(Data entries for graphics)
────

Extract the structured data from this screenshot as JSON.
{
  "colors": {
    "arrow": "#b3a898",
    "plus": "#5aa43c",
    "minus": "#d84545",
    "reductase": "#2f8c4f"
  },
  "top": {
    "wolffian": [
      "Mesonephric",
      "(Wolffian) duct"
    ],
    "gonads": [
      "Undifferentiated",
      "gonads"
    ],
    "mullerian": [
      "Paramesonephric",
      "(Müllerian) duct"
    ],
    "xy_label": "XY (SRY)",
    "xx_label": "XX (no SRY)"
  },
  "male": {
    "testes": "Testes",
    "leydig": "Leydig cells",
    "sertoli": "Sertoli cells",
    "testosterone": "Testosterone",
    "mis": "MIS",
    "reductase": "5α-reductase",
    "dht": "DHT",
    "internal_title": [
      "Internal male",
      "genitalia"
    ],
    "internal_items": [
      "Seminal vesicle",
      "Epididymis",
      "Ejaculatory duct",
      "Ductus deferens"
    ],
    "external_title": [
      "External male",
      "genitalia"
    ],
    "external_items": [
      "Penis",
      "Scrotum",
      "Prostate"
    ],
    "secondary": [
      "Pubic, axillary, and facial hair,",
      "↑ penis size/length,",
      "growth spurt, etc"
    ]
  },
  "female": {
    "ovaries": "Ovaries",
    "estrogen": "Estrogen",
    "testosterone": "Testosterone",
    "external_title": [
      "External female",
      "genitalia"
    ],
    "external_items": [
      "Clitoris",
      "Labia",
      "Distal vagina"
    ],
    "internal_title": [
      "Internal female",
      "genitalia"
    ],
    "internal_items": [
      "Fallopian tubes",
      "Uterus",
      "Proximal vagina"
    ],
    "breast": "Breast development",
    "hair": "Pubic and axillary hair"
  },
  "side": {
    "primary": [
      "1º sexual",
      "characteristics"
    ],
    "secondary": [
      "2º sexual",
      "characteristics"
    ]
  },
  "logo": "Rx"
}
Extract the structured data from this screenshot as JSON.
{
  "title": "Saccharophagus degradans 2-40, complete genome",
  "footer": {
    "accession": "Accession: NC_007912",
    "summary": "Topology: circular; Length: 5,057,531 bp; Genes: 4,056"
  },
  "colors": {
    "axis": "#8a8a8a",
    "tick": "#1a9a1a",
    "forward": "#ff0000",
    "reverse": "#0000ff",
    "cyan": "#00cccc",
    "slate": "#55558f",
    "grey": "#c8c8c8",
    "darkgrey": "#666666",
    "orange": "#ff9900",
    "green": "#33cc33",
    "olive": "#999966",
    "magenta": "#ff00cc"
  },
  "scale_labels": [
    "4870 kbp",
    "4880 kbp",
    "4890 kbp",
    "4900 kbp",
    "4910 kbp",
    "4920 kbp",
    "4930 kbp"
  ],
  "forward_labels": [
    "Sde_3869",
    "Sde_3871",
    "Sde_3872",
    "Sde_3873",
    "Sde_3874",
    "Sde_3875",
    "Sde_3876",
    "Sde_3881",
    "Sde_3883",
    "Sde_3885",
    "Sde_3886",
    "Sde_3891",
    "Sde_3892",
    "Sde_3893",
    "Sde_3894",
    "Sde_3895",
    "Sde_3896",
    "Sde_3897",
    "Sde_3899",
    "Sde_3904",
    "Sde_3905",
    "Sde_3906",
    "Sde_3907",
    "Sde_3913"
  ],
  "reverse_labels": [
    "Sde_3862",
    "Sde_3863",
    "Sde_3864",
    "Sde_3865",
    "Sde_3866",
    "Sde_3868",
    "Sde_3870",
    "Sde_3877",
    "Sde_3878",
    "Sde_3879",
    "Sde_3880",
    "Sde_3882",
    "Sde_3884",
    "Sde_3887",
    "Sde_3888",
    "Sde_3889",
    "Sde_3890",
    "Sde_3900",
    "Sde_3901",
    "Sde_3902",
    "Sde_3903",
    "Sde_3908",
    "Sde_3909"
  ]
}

────

» **Problem details**
Make sure every record is repeated exactly.

» **Solution to this task**
Extract the structured data from this screenshot as JSON.
{
  "colors": {
    "arrow": "#b3a898",
    "plus": "#5aa43c",
    "minus": "#d84545",
    "reductase": "#2f8c4f"
  },
  "top": {
    "wolffian": [
      "Mesonephric",
      "(Wolffian) duct"
    ],
    "gonads": [
      "Undifferentiated",
      "gonads"
    ],
    "mullerian": [
      "Paramesonephric",
      "(Müllerian) duct"
    ],
    "xy_label": "XY (SRY)",
    "xx_label": "XX (no SRY)"
  },
  "male": {
    "testes": "Testes",
    "leydig": "Leydig cells",
    "sertoli": "Sertoli cells",
    "testosterone": "Testosterone",
    "mis": "MIS",
    "reductase": "5α-reductase",
    "dht": "DHT",
    "internal_title": [
      "Internal male",
      "genitalia"
    ],
    "internal_items": [
      "Seminal vesicle",
      "Epididymis",
      "Ejaculatory duct",
      "Ductus deferens"
    ],
    "external_title": [
      "External male",
      "genitalia"
    ],
    "external_items": [
      "Penis",
      "Scrotum",
      "Prostate"
    ],
    "secondary": [
      "Pubic, axillary, and facial hair,",
      "↑ penis size/length,",
      "growth spurt, etc"
    ]
  },
  "female": {
    "ovaries": "Ovaries",
    "estrogen": "Estrogen",
    "testosterone": "Testosterone",
    "external_title": [
      "External female",
      "genitalia"
    ],
    "external_items": [
      "Clitoris",
      "Labia",
      "Distal vagina"
    ],
    "internal_title": [
      "Internal female",
      "genitalia"
    ],
    "internal_items": [
      "Fallopian tubes",
      "Uterus",
      "Proximal vagina"
    ],
    "breast": "Breast development",
    "hair": "Pubic and axillary hair"
  },
  "side": {
    "primary": [
      "1º sexual",
      "characteristics"
    ],
    "secondary": [
      "2º sexual",
      "characteristics"
    ]
  },
  "logo": "Rx"
}
Extract the structured data from this screenshot as JSON.
{
  "title": "Saccharophagus degradans 2-40, complete genome",
  "footer": {
    "accession": "Accession: NC_007912",
    "summary": "Topology: circular; Length: 5,057,531 bp; Genes: 4,056"
  },
  "colors": {
    "axis": "#8a8a8a",
    "tick": "#1a9a1a",
    "forward": "#ff0000",
    "reverse": "#0000ff",
    "cyan": "#00cccc",
    "slate": "#55558f",
    "grey": "#c8c8c8",
    "darkgrey": "#666666",
    "orange": "#ff9900",
    "green": "#33cc33",
    "olive": "#999966",
    "magenta": "#ff00cc"
  },
  "scale_labels": [
    "4870 kbp",
    "4880 kbp",
    "4890 kbp",
    "4900 kbp",
    "4910 kbp",
    "4920 kbp",
    "4930 kbp"
  ],
  "forward_labels": [
    "Sde_3869",
    "Sde_3871",
    "Sde_3872",
    "Sde_3873",
    "Sde_3874",
    "Sde_3875",
    "Sde_3876",
    "Sde_3881",
    "Sde_3883",
    "Sde_3885",
    "Sde_3886",
    "Sde_3891",
    "Sde_3892",
    "Sde_3893",
    "Sde_3894",
    "Sde_3895",
    "Sde_3896",
    "Sde_3897",
    "Sde_3899",
    "Sde_3904",
    "Sde_3905",
    "Sde_3906",
    "Sde_3907",
    "Sde_3913"
  ],
  "reverse_labels": [
    "Sde_3862",
    "Sde_3863",
    "Sde_3864",
    "Sde_3865",
    "Sde_3866",
    "Sde_3868",
    "Sde_3870",
    "Sde_3877",
    "Sde_3878",
    "Sde_3879",
    "Sde_3880",
    "Sde_3882",
    "Sde_3884",
    "Sde_3887",
    "Sde_3888",
    "Sde_3889",
    "Sde_3890",
    "Sde_3900",
    "Sde_3901",
    "Sde_3902",
    "Sde_3903",
    "Sde_3908",
    "Sde_3909"
  ]
}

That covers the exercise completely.